Chart and figure data:

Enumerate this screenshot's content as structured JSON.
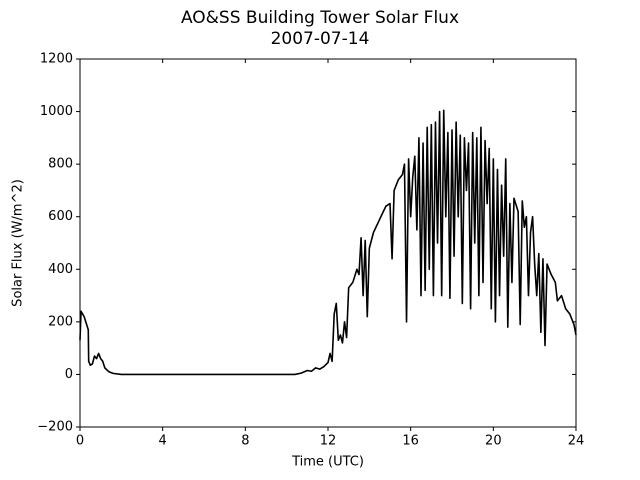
{
  "chart_data": {
    "type": "line",
    "title": "AO&SS Building Tower Solar Flux",
    "subtitle": "2007-07-14",
    "xlabel": "Time (UTC)",
    "ylabel": "Solar Flux (W/m^2)",
    "xlim": [
      0,
      24
    ],
    "xticks": [
      0,
      4,
      8,
      12,
      16,
      20,
      24
    ],
    "ylim": [
      -200,
      1200
    ],
    "yticks": [
      {
        "value": -200,
        "label": "−200"
      },
      0,
      200,
      400,
      600,
      800,
      1000,
      1200
    ],
    "series": [
      {
        "color": "#000000",
        "x": [
          0,
          0.05,
          0.2,
          0.4,
          0.42,
          0.5,
          0.6,
          0.7,
          0.8,
          0.9,
          1.0,
          1.1,
          1.2,
          1.4,
          1.6,
          2.0,
          4,
          8,
          10.4,
          10.7,
          11,
          11.2,
          11.4,
          11.6,
          11.8,
          12.0,
          12.1,
          12.2,
          12.3,
          12.4,
          12.5,
          12.6,
          12.7,
          12.8,
          12.9,
          13.0,
          13.2,
          13.4,
          13.5,
          13.6,
          13.7,
          13.8,
          13.9,
          14.0,
          14.2,
          14.5,
          14.8,
          15.0,
          15.1,
          15.2,
          15.4,
          15.6,
          15.7,
          15.8,
          15.9,
          16.0,
          16.1,
          16.2,
          16.3,
          16.4,
          16.5,
          16.6,
          16.7,
          16.8,
          16.9,
          17.0,
          17.1,
          17.2,
          17.3,
          17.4,
          17.5,
          17.6,
          17.7,
          17.8,
          17.9,
          18.0,
          18.1,
          18.2,
          18.3,
          18.4,
          18.5,
          18.6,
          18.7,
          18.8,
          18.9,
          19.0,
          19.1,
          19.2,
          19.3,
          19.4,
          19.5,
          19.6,
          19.7,
          19.8,
          19.9,
          20.0,
          20.1,
          20.2,
          20.3,
          20.4,
          20.5,
          20.6,
          20.7,
          20.8,
          20.9,
          21.0,
          21.2,
          21.3,
          21.4,
          21.5,
          21.6,
          21.7,
          21.8,
          21.9,
          22.0,
          22.1,
          22.2,
          22.3,
          22.4,
          22.5,
          22.6,
          22.8,
          23.0,
          23.1,
          23.3,
          23.5,
          23.7,
          23.9,
          24.0
        ],
        "values": [
          130,
          240,
          220,
          170,
          50,
          35,
          40,
          70,
          60,
          80,
          60,
          50,
          25,
          10,
          4,
          0,
          0,
          0,
          0,
          5,
          15,
          12,
          25,
          20,
          30,
          45,
          80,
          50,
          230,
          270,
          130,
          150,
          120,
          200,
          140,
          330,
          350,
          400,
          380,
          520,
          300,
          510,
          220,
          480,
          540,
          590,
          640,
          650,
          440,
          700,
          740,
          760,
          800,
          200,
          820,
          600,
          750,
          830,
          550,
          900,
          300,
          880,
          320,
          940,
          400,
          950,
          300,
          960,
          500,
          1000,
          300,
          1005,
          600,
          920,
          290,
          930,
          450,
          960,
          600,
          910,
          270,
          900,
          700,
          880,
          250,
          920,
          500,
          900,
          300,
          940,
          350,
          890,
          650,
          860,
          250,
          820,
          200,
          780,
          300,
          720,
          450,
          820,
          180,
          650,
          350,
          670,
          620,
          190,
          660,
          560,
          600,
          300,
          540,
          600,
          420,
          300,
          460,
          160,
          440,
          110,
          420,
          380,
          350,
          280,
          300,
          250,
          230,
          190,
          150
        ]
      }
    ]
  }
}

Given instruction:
Return each line that includes "Solar".

Answer in full:
    "title": "AO&SS Building Tower Solar Flux",
    "ylabel": "Solar Flux (W/m^2)",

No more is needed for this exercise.